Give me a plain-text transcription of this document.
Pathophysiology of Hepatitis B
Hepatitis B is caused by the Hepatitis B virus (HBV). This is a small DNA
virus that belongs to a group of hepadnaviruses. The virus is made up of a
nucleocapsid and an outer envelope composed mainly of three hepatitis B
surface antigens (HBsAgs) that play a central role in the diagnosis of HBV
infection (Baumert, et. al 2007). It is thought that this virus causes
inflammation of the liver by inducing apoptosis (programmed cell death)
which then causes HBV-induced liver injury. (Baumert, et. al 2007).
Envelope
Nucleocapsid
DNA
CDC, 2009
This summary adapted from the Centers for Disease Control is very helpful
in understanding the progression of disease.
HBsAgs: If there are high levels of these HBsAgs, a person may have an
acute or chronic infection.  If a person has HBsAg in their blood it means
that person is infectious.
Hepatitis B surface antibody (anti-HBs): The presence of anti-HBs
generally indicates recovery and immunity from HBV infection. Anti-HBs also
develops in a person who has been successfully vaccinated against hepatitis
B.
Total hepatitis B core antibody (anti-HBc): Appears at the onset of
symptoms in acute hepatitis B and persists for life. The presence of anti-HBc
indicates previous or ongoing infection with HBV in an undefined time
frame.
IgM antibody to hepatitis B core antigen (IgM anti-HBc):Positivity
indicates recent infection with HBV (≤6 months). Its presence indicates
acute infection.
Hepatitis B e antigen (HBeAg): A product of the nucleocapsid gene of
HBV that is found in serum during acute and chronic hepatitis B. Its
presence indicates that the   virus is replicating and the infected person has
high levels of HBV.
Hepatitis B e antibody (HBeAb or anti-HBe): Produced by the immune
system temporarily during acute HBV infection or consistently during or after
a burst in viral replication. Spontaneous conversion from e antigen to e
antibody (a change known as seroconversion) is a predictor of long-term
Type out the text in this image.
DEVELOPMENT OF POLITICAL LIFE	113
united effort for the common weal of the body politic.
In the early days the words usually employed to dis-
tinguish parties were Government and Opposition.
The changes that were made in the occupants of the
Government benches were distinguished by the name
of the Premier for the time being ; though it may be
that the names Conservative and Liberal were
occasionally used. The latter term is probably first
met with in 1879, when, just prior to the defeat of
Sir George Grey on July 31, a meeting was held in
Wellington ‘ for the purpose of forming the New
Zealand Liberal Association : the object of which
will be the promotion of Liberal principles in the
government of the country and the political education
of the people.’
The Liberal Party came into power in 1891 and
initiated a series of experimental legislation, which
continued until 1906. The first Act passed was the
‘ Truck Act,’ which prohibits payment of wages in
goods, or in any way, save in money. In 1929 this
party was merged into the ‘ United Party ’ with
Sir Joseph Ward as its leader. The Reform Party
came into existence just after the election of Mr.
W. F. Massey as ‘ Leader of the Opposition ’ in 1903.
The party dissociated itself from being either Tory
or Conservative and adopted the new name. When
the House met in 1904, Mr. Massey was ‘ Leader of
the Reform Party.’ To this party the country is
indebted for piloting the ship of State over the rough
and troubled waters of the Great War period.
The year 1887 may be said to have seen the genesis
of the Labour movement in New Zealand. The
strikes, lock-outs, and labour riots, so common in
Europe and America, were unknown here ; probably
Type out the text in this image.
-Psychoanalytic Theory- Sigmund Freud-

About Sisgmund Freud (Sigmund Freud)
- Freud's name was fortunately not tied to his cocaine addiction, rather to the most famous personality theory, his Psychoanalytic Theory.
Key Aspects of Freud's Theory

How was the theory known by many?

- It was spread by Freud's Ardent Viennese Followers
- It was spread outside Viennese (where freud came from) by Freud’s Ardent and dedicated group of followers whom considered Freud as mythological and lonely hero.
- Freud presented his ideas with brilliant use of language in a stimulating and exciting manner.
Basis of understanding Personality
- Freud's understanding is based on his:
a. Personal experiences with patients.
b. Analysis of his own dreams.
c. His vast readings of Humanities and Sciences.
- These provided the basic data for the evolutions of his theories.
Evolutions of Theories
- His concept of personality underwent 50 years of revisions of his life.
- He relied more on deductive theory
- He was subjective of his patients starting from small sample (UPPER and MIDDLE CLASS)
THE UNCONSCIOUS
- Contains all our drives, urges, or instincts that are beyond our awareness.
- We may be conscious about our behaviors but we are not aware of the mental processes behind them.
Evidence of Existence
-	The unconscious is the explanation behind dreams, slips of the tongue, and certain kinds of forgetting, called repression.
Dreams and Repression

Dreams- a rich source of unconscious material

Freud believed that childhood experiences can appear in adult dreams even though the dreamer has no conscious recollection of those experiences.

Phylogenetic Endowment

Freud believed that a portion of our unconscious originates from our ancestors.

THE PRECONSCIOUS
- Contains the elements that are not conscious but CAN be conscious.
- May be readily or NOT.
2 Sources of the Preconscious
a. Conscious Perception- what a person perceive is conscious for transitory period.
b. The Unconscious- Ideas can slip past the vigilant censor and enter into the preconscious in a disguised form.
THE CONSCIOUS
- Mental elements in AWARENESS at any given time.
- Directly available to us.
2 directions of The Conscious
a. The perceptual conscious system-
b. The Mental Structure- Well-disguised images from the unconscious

**WHAT THE TASK ASKS:**
Each line above should be duplicated without any alteration.

**EXERCISE OUTPUT:**
Give me a plain-text transcription of this document.
Pathophysiology of Hepatitis B
Hepatitis B is caused by the Hepatitis B virus (HBV). This is a small DNA
virus that belongs to a group of hepadnaviruses. The virus is made up of a
nucleocapsid and an outer envelope composed mainly of three hepatitis B
surface antigens (HBsAgs) that play a central role in the diagnosis of HBV
infection (Baumert, et. al 2007). It is thought that this virus causes
inflammation of the liver by inducing apoptosis (programmed cell death)
which then causes HBV-induced liver injury. (Baumert, et. al 2007).
Envelope
Nucleocapsid
DNA
CDC, 2009
This summary adapted from the Centers for Disease Control is very helpful
in understanding the progression of disease.
HBsAgs: If there are high levels of these HBsAgs, a person may have an
acute or chronic infection.  If a person has HBsAg in their blood it means
that person is infectious.
Hepatitis B surface antibody (anti-HBs): The presence of anti-HBs
generally indicates recovery and immunity from HBV infection. Anti-HBs also
develops in a person who has been successfully vaccinated against hepatitis
B.
Total hepatitis B core antibody (anti-HBc): Appears at the onset of
symptoms in acute hepatitis B and persists for life. The presence of anti-HBc
indicates previous or ongoing infection with HBV in an undefined time
frame.
IgM antibody to hepatitis B core antigen (IgM anti-HBc):Positivity
indicates recent infection with HBV (≤6 months). Its presence indicates
acute infection.
Hepatitis B e antigen (HBeAg): A product of the nucleocapsid gene of
HBV that is found in serum during acute and chronic hepatitis B. Its
presence indicates that the   virus is replicating and the infected person has
high levels of HBV.
Hepatitis B e antibody (HBeAb or anti-HBe): Produced by the immune
system temporarily during acute HBV infection or consistently during or after
a burst in viral replication. Spontaneous conversion from e antigen to e
antibody (a change known as seroconversion) is a predictor of long-term
Type out the text in this image.
DEVELOPMENT OF POLITICAL LIFE	113
united effort for the common weal of the body politic.
In the early days the words usually employed to dis-
tinguish parties were Government and Opposition.
The changes that were made in the occupants of the
Government benches were distinguished by the name
of the Premier for the time being ; though it may be
that the names Conservative and Liberal were
occasionally used. The latter term is probably first
met with in 1879, when, just prior to the defeat of
Sir George Grey on July 31, a meeting was held in
Wellington ‘ for the purpose of forming the New
Zealand Liberal Association : the object of which
will be the promotion of Liberal principles in the
government of the country and the political education
of the people.’
The Liberal Party came into power in 1891 and
initiated a series of experimental legislation, which
continued until 1906. The first Act passed was the
‘ Truck Act,’ which prohibits payment of wages in
goods, or in any way, save in money. In 1929 this
party was merged into the ‘ United Party ’ with
Sir Joseph Ward as its leader. The Reform Party
came into existence just after the election of Mr.
W. F. Massey as ‘ Leader of the Opposition ’ in 1903.
The party dissociated itself from being either Tory
or Conservative and adopted the new name. When
the House met in 1904, Mr. Massey was ‘ Leader of
the Reform Party.’ To this party the country is
indebted for piloting the ship of State over the rough
and troubled waters of the Great War period.
The year 1887 may be said to have seen the genesis
of the Labour movement in New Zealand. The
strikes, lock-outs, and labour riots, so common in
Europe and America, were unknown here ; probably
Type out the text in this image.
-Psychoanalytic Theory- Sigmund Freud-

About Sisgmund Freud (Sigmund Freud)
- Freud's name was fortunately not tied to his cocaine addiction, rather to the most famous personality theory, his Psychoanalytic Theory.
Key Aspects of Freud's Theory

How was the theory known by many?

- It was spread by Freud's Ardent Viennese Followers
- It was spread outside Viennese (where freud came from) by Freud’s Ardent and dedicated group of followers whom considered Freud as mythological and lonely hero.
- Freud presented his ideas with brilliant use of language in a stimulating and exciting manner.
Basis of understanding Personality
- Freud's understanding is based on his:
a. Personal experiences with patients.
b. Analysis of his own dreams.
c. His vast readings of Humanities and Sciences.
- These provided the basic data for the evolutions of his theories.
Evolutions of Theories
- His concept of personality underwent 50 years of revisions of his life.
- He relied more on deductive theory
- He was subjective of his patients starting from small sample (UPPER and MIDDLE CLASS)
THE UNCONSCIOUS
- Contains all our drives, urges, or instincts that are beyond our awareness.
- We may be conscious about our behaviors but we are not aware of the mental processes behind them.
Evidence of Existence
-	The unconscious is the explanation behind dreams, slips of the tongue, and certain kinds of forgetting, called repression.
Dreams and Repression

Dreams- a rich source of unconscious material

Freud believed that childhood experiences can appear in adult dreams even though the dreamer has no conscious recollection of those experiences.

Phylogenetic Endowment

Freud believed that a portion of our unconscious originates from our ancestors.

THE PRECONSCIOUS
- Contains the elements that are not conscious but CAN be conscious.
- May be readily or NOT.
2 Sources of the Preconscious
a. Conscious Perception- what a person perceive is conscious for transitory period.
b. The Unconscious- Ideas can slip past the vigilant censor and enter into the preconscious in a disguised form.
THE CONSCIOUS
- Mental elements in AWARENESS at any given time.
- Directly available to us.
2 directions of The Conscious
a. The perceptual conscious system-
b. The Mental Structure- Well-disguised images from the unconscious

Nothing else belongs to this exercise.